• _Passage shown_:
◆ ◆ ◆

A brieft hiatus from the longer hiatus...

An unexpectedly free hour today leaves me with time enough -- I hope -- to express myself regarding some recent reads. Then, I have no doubt, will come another long silence from this corner. I have some hope that next summer will bring more free time my way. Until then, this is all I got.


In 1929-30, a string of assaults, rapes, and murders occurred in Dusseldorf, Germany, that were attributed to Peter Kürten, a career criminal. Among the victims he eventually admitted to killing was 35-year-old Emma Gross, though he later retracted that confession. No evidence linked him to that crime, and he hadn't the knowledge of time, place, or body positioning that would have implicated him in the strangulation death of Emma Gross. Her killer was never caught. Novelist Damien Seaman weaves a fascinating tale of obsession - compulsion around these events in THE KILLING OF EMMA GROSS, providing a credible killer and motive for her murder while weaving in the atmosphere of a city in the grip of fear for months while police chased the Dusseldorf Ripper. Chalk up another dark winner for small e-press Blasted Heath.


The second entry in Ace Atkins' Quinn Colson series, THE LOST ONES, shows the author taking more of an ensemble approach to these books, instead of the popular but overused lone-hero approach. The character of Colson, a county sheriff, will forever have my heart because no matter what other problems crop up in his fictional county  -- gunrunning, drugs, political corruption, etc., -- they never outweigh a problem like child abuse. Colson is sympathetic and interesting, but so are his deputies and his friends and family. The author has all kinds of room in future books to further deepen and define both the good and the bad folks who inhabit Tibbehah County.

◆ ◆ ◆

• _Data rows_:
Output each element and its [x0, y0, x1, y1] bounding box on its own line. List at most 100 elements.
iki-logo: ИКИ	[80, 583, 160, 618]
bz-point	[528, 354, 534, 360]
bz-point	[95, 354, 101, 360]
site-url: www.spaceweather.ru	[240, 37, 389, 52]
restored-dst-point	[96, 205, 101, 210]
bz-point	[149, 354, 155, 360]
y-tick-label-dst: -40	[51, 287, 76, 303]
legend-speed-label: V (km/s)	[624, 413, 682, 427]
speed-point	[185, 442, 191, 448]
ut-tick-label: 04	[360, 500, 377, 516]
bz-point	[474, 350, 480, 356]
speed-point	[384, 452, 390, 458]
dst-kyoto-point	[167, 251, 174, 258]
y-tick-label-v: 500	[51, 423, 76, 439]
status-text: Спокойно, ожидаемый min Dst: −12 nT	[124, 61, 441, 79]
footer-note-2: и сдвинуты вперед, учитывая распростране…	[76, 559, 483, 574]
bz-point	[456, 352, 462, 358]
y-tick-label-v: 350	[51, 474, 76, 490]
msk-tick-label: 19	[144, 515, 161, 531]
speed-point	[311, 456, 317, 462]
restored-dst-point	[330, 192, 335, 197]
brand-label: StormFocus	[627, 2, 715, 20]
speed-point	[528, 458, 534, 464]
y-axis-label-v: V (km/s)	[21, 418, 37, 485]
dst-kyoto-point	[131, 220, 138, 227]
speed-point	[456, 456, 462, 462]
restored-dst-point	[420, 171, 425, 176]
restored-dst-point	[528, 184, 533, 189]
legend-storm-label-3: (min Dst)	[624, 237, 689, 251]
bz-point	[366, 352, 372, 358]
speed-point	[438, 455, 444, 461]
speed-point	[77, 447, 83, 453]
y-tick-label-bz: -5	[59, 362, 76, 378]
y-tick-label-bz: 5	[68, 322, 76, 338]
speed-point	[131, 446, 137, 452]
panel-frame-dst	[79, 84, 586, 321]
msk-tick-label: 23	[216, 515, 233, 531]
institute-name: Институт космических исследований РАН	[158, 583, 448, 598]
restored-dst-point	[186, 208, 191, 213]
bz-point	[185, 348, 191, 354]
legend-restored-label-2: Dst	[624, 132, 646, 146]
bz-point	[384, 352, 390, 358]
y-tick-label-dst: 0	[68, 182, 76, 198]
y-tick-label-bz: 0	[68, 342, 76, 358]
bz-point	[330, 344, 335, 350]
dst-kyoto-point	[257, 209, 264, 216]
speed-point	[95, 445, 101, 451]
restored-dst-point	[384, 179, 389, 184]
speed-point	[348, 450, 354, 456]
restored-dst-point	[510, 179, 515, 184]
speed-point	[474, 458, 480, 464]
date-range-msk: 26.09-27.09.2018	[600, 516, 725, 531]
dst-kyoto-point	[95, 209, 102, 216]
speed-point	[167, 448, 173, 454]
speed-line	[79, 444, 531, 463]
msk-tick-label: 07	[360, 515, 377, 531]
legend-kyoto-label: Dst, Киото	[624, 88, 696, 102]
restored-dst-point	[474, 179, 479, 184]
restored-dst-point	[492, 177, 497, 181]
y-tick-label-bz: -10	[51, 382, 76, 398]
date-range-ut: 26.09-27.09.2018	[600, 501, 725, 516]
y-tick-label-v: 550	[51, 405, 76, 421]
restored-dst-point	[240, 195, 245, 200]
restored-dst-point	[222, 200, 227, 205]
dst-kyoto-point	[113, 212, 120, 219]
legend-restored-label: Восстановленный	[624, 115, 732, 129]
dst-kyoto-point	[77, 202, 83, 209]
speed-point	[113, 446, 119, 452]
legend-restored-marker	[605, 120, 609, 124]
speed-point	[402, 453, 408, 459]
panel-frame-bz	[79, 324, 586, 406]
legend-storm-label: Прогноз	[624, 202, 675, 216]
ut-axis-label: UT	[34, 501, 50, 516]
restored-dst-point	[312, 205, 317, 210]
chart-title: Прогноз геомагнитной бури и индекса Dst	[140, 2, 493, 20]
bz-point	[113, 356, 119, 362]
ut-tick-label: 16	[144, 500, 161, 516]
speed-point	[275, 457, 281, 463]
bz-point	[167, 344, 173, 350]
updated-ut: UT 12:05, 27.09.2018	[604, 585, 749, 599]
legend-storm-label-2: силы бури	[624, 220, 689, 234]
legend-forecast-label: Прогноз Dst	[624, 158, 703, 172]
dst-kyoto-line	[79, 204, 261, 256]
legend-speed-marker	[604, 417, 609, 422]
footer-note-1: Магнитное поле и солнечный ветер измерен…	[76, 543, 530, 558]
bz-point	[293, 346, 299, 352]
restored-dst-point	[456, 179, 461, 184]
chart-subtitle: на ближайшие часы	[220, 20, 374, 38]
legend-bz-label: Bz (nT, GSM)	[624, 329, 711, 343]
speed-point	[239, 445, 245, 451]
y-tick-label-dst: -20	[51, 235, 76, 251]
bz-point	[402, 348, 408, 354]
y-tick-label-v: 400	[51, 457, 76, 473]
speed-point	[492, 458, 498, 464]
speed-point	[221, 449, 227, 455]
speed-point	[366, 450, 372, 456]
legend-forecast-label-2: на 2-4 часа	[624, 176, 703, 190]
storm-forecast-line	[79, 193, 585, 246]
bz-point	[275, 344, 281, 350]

◆ ◆ ◆

• _Your objective_: Reproduce word for word the portion of the book-review post above starting with "A brieft hiatus" and going on through "is all I got.".

• _Task result_:
A brieft hiatus from the longer hiatus...

An unexpectedly free hour today leaves me with time enough -- I hope -- to express myself regarding some recent reads. Then, I have no doubt, will come another long silence from this corner. I have some hope that next summer will bring more free time my way. Until then, this is all I got.